====== DATA IN THIS EXERCISE

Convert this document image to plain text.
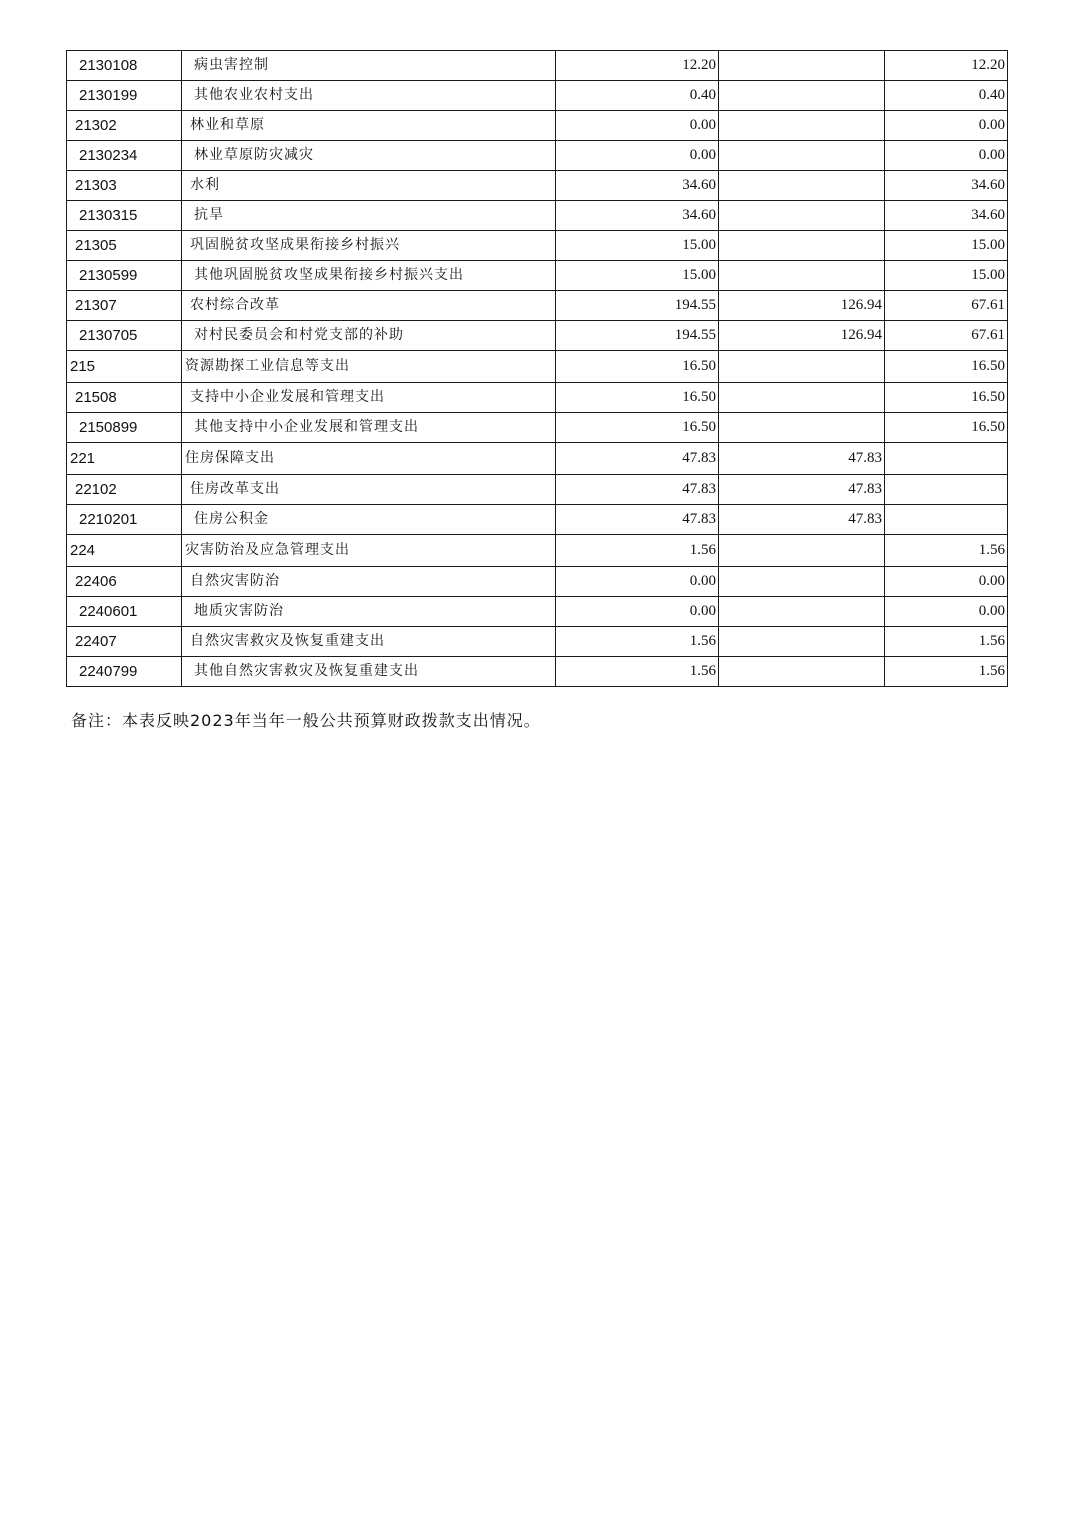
2130108	病虫害控制	12.20		12.20
2130199	其他农业农村支出	0.40		0.40
21302	林业和草原	0.00		0.00
2130234	林业草原防灾减灾	0.00		0.00
21303	水利	34.60		34.60
2130315	抗旱	34.60		34.60
21305	巩固脱贫攻坚成果衔接乡村振兴	15.00		15.00
2130599	其他巩固脱贫攻坚成果衔接乡村振兴支出	15.00		15.00
21307	农村综合改革	194.55	126.94	67.61
2130705	对村民委员会和村党支部的补助	194.55	126.94	67.61
215	资源勘探工业信息等支出	16.50		16.50
21508	支持中小企业发展和管理支出	16.50		16.50
2150899	其他支持中小企业发展和管理支出	16.50		16.50
221	住房保障支出	47.83	47.83	
22102	住房改革支出	47.83	47.83	
2210201	住房公积金	47.83	47.83	
224	灾害防治及应急管理支出	1.56		1.56
22406	自然灾害防治	0.00		0.00
2240601	地质灾害防治	0.00		0.00
22407	自然灾害救灾及恢复重建支出	1.56		1.56
2240799	其他自然灾害救灾及恢复重建支出	1.56		1.56
备注：本表反映2023年当年一般公共预算财政拨款支出情况。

============

GOAL OF THE EXERCISE: All of the material above is to be copied exactly, except for its images.

FULL SOLUTION:
Convert this document image to plain text.
2130108	病虫害控制	12.20		12.20
2130199	其他农业农村支出	0.40		0.40
21302	林业和草原	0.00		0.00
2130234	林业草原防灾减灾	0.00		0.00
21303	水利	34.60		34.60
2130315	抗旱	34.60		34.60
21305	巩固脱贫攻坚成果衔接乡村振兴	15.00		15.00
2130599	其他巩固脱贫攻坚成果衔接乡村振兴支出	15.00		15.00
21307	农村综合改革	194.55	126.94	67.61
2130705	对村民委员会和村党支部的补助	194.55	126.94	67.61
215	资源勘探工业信息等支出	16.50		16.50
21508	支持中小企业发展和管理支出	16.50		16.50
2150899	其他支持中小企业发展和管理支出	16.50		16.50
221	住房保障支出	47.83	47.83	
22102	住房改革支出	47.83	47.83	
2210201	住房公积金	47.83	47.83	
224	灾害防治及应急管理支出	1.56		1.56
22406	自然灾害防治	0.00		0.00
2240601	地质灾害防治	0.00		0.00
22407	自然灾害救灾及恢复重建支出	1.56		1.56
2240799	其他自然灾害救灾及恢复重建支出	1.56		1.56
备注：本表反映2023年当年一般公共预算财政拨款支出情况。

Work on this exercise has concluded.